[Extracted data entries]
==================================================

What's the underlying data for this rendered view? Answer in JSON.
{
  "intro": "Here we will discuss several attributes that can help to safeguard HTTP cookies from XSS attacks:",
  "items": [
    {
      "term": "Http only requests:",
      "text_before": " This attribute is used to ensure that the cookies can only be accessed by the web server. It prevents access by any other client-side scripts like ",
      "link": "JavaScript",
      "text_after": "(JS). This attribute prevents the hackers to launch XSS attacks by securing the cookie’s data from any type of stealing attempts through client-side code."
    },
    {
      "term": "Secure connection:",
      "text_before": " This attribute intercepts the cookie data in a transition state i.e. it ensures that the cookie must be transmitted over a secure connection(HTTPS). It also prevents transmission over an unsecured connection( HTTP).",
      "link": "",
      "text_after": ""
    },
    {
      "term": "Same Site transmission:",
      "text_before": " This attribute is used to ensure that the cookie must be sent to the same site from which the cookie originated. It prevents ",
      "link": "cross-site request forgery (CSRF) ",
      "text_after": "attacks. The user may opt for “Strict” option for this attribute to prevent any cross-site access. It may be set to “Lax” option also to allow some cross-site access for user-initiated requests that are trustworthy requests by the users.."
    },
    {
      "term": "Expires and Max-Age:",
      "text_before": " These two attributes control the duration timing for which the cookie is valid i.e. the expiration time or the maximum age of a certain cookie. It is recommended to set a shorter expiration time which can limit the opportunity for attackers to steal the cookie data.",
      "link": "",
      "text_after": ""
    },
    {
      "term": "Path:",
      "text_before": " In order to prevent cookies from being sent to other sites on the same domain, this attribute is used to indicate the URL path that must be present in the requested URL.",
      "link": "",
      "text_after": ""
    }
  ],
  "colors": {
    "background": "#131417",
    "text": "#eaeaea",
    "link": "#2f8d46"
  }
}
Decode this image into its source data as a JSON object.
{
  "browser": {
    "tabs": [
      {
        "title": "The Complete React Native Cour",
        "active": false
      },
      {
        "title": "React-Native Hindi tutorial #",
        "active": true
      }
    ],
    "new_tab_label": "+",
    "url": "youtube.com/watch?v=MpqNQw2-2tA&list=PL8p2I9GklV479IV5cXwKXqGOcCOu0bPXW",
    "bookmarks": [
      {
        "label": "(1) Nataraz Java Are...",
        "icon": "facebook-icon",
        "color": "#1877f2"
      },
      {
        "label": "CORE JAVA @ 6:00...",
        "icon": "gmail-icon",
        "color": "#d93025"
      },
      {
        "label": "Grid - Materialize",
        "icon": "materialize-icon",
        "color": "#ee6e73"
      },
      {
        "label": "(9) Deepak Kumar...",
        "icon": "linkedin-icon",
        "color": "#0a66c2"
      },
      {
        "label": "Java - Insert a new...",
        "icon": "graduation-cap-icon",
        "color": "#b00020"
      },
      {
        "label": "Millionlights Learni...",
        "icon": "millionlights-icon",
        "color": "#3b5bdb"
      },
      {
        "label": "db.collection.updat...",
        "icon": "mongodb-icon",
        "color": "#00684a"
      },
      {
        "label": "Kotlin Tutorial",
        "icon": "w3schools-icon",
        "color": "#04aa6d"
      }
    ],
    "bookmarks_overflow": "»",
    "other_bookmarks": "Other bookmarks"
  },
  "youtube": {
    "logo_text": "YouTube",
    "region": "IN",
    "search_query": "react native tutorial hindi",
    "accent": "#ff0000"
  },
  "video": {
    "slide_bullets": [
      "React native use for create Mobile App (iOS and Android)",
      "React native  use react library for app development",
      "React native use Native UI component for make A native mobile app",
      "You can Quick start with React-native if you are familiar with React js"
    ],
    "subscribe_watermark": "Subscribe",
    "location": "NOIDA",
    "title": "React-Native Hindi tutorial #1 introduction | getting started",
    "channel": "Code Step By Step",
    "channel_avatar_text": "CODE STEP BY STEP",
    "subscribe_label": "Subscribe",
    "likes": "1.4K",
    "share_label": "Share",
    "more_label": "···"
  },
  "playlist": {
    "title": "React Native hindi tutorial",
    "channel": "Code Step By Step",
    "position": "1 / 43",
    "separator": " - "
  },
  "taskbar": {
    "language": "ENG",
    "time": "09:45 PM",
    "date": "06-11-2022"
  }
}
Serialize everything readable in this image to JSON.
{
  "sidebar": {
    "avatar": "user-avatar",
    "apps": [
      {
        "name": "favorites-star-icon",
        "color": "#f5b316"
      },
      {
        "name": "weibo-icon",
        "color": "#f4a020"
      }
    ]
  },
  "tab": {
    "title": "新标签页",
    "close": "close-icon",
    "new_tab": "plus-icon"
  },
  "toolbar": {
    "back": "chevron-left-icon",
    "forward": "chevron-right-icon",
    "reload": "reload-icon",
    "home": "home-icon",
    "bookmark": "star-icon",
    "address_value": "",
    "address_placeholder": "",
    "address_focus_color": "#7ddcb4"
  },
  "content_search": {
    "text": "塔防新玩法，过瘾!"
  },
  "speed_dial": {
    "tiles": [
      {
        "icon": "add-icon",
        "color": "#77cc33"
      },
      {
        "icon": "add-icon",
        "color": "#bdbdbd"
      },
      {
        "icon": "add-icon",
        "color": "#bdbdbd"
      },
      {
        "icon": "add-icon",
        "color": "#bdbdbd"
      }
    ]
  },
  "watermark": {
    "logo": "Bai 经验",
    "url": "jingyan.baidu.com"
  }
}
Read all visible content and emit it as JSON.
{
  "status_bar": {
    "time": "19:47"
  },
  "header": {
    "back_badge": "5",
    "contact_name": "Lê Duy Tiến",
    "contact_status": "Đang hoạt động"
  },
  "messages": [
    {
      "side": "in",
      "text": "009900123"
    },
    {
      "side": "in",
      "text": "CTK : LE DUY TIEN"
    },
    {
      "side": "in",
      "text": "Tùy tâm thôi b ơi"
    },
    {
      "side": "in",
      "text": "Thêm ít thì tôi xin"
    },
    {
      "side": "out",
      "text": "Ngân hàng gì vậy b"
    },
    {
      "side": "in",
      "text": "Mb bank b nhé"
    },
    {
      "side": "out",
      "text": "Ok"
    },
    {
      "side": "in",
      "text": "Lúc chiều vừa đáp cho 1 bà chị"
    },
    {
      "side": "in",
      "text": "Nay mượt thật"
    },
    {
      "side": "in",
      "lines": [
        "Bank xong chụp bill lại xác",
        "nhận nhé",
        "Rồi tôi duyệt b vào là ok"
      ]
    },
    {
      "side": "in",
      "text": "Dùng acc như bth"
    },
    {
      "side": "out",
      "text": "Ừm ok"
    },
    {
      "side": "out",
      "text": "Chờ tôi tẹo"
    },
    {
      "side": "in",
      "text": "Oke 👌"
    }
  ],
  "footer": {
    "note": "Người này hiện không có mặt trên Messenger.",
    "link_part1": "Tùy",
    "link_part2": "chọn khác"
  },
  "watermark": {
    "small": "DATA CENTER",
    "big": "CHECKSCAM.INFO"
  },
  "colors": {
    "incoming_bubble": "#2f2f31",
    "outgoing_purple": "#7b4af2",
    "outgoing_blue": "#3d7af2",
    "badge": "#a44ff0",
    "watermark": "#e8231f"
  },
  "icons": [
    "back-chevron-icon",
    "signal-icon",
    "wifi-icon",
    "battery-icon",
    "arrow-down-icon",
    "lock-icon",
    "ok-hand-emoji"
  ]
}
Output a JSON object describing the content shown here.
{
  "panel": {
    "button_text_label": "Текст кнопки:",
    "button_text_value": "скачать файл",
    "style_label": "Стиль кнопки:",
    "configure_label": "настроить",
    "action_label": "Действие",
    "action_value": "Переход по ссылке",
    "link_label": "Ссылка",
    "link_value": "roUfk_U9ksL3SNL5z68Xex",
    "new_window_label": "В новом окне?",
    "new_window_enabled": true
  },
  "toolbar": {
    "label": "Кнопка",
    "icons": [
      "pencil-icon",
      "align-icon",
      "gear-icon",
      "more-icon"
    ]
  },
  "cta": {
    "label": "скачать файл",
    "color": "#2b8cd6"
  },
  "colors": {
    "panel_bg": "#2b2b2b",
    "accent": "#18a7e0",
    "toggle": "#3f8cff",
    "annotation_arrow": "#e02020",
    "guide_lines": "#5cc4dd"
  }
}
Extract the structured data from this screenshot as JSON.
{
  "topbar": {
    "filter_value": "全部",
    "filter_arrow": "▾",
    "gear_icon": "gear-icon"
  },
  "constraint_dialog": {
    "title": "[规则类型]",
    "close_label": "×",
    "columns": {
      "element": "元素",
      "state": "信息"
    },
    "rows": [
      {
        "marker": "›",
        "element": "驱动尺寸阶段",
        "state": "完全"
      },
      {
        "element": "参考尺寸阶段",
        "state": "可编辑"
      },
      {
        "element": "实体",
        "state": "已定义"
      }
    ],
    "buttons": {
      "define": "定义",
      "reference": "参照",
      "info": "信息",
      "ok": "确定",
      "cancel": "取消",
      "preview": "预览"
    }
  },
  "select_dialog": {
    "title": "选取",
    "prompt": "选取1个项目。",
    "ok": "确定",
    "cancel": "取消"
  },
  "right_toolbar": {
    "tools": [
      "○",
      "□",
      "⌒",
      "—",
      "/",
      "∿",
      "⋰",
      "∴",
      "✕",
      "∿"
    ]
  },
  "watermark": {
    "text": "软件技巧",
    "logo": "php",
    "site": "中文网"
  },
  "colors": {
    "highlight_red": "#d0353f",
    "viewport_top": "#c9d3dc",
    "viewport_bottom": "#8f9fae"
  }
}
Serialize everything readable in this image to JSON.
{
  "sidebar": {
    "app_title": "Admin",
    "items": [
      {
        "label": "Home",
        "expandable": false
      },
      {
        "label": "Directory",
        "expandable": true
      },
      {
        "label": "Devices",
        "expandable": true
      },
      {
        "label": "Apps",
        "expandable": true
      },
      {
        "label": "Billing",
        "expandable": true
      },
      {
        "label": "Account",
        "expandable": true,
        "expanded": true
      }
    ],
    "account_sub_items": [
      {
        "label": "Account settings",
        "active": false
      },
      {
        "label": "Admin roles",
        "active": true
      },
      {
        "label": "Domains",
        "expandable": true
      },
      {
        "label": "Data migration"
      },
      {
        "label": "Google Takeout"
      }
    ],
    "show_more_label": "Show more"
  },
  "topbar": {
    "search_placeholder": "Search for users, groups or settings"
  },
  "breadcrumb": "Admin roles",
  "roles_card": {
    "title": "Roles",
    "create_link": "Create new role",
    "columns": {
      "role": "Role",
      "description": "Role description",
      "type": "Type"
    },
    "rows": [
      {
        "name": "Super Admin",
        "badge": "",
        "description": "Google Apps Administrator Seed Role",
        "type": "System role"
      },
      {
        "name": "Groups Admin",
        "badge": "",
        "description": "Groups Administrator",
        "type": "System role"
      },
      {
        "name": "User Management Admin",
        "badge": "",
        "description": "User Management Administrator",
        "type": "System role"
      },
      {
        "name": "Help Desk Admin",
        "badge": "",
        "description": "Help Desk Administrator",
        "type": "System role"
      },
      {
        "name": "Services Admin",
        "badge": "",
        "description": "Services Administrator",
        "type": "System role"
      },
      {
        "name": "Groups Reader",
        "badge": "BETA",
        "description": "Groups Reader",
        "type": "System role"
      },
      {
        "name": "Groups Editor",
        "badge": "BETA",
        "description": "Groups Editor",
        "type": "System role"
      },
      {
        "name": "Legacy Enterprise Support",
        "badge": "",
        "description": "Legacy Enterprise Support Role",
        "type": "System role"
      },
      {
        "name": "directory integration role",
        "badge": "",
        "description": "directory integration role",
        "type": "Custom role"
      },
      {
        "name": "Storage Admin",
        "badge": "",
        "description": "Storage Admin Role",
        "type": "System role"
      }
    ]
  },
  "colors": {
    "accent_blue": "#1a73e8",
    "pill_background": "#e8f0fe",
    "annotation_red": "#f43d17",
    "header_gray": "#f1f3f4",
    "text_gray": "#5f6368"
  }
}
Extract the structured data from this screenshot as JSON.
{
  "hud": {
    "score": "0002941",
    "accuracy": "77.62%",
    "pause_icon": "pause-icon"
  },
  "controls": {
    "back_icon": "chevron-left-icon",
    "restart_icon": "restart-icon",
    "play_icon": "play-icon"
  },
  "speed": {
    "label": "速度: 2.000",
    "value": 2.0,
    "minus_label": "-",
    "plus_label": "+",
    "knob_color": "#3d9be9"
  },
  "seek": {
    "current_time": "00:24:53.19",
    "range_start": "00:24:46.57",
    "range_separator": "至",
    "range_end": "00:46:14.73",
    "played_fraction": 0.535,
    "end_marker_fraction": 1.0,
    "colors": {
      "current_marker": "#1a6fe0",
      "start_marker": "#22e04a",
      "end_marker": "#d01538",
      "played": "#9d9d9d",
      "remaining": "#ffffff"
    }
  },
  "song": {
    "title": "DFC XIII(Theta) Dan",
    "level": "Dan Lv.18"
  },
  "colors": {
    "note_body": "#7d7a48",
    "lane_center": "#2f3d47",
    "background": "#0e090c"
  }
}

==================================================

### Task prompt
Consider the entries above and return each line with the string "кнопки".

### In response
    "button_text_label": "Текст кнопки:",
    "style_label": "Стиль кнопки:",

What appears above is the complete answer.